PROBLEM DESCRIPTION
Across the entries below, how many lines contain the word "entlang"? Give the number alone.
:: ENTRIES SHOWN
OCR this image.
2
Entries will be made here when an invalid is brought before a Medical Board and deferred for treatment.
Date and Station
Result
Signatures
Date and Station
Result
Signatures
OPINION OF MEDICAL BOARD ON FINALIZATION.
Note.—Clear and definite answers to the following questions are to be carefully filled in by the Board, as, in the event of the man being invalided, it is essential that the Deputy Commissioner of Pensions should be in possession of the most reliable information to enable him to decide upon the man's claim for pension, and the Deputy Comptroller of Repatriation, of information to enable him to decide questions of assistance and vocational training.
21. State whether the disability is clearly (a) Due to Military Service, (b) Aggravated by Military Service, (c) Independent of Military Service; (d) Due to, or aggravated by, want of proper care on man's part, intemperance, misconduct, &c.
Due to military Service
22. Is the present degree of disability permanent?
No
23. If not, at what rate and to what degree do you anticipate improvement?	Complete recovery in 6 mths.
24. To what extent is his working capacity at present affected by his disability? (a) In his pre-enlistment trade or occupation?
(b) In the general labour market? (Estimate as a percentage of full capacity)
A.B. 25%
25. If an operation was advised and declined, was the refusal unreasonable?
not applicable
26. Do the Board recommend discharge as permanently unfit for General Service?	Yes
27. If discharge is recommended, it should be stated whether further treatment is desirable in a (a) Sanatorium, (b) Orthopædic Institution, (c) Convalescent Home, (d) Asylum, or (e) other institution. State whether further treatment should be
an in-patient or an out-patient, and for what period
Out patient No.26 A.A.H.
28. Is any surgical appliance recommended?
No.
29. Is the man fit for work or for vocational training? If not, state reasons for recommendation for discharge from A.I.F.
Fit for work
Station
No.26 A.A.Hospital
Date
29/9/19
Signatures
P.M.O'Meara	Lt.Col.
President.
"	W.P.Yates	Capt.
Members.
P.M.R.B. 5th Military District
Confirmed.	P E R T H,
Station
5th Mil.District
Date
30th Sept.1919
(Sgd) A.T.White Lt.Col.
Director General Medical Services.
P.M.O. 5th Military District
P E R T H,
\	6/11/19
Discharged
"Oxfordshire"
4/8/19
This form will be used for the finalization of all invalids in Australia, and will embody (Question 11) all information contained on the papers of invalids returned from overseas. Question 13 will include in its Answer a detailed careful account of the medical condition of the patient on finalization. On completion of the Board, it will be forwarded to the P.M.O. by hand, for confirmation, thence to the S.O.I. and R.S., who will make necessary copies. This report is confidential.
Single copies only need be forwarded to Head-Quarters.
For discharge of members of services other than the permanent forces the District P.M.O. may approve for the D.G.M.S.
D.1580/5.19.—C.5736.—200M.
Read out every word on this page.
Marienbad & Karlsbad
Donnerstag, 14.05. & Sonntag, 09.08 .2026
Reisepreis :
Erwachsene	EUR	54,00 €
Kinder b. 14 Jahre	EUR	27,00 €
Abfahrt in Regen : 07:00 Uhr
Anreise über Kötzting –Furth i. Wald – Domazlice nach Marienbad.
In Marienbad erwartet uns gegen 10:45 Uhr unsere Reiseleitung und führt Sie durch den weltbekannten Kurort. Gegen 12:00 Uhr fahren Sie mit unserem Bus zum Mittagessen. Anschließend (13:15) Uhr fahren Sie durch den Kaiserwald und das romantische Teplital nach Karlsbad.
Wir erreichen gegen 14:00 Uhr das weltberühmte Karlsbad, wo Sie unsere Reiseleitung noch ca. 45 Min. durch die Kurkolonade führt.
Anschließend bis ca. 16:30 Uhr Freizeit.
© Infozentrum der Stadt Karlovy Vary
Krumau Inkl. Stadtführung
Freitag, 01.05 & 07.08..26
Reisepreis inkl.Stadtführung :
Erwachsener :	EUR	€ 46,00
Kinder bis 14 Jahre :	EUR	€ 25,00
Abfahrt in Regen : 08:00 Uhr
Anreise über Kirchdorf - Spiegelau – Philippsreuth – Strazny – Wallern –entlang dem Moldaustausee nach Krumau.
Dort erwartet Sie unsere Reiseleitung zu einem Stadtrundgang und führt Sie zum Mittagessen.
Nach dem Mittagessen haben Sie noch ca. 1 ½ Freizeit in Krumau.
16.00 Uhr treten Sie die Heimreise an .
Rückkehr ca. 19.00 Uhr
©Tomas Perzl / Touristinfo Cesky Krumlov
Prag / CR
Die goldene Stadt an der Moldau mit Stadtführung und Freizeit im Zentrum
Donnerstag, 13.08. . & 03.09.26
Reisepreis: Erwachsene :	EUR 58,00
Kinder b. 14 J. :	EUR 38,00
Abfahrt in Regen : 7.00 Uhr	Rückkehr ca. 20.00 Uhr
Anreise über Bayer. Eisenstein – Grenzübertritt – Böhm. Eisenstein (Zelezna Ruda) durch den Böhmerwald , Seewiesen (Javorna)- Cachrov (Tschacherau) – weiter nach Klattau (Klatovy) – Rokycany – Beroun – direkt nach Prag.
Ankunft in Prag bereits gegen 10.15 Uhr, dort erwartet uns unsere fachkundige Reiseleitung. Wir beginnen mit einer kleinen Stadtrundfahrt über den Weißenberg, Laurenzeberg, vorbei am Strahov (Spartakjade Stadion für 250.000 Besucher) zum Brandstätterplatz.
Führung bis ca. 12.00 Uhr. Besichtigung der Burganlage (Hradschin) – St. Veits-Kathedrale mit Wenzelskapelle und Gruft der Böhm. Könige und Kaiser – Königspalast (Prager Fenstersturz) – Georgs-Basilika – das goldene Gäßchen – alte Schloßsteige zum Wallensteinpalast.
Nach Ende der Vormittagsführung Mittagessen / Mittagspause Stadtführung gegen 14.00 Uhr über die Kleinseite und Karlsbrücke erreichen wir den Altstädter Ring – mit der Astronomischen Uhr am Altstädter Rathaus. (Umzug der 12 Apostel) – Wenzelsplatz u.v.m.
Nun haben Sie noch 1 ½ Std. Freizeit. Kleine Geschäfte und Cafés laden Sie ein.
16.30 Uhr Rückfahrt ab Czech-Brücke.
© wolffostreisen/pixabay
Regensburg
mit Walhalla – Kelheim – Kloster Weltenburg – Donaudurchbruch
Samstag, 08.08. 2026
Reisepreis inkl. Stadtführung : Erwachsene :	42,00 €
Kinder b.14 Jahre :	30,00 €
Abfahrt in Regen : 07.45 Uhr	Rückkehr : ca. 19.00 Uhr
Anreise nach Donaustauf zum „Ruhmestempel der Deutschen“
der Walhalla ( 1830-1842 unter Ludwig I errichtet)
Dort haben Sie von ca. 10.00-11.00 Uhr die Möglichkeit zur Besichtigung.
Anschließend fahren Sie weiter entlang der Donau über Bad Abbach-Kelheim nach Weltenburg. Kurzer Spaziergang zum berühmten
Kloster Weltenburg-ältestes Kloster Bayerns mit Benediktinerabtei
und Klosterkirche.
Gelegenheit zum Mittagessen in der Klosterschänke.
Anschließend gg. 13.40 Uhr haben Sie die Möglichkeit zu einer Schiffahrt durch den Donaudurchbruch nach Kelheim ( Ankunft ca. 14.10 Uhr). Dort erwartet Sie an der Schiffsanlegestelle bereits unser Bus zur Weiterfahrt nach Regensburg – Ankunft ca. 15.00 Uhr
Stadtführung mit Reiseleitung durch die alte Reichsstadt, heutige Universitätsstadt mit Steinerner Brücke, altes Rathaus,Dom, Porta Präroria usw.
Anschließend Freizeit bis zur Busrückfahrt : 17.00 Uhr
::::
ANSWER TO THE TASK
2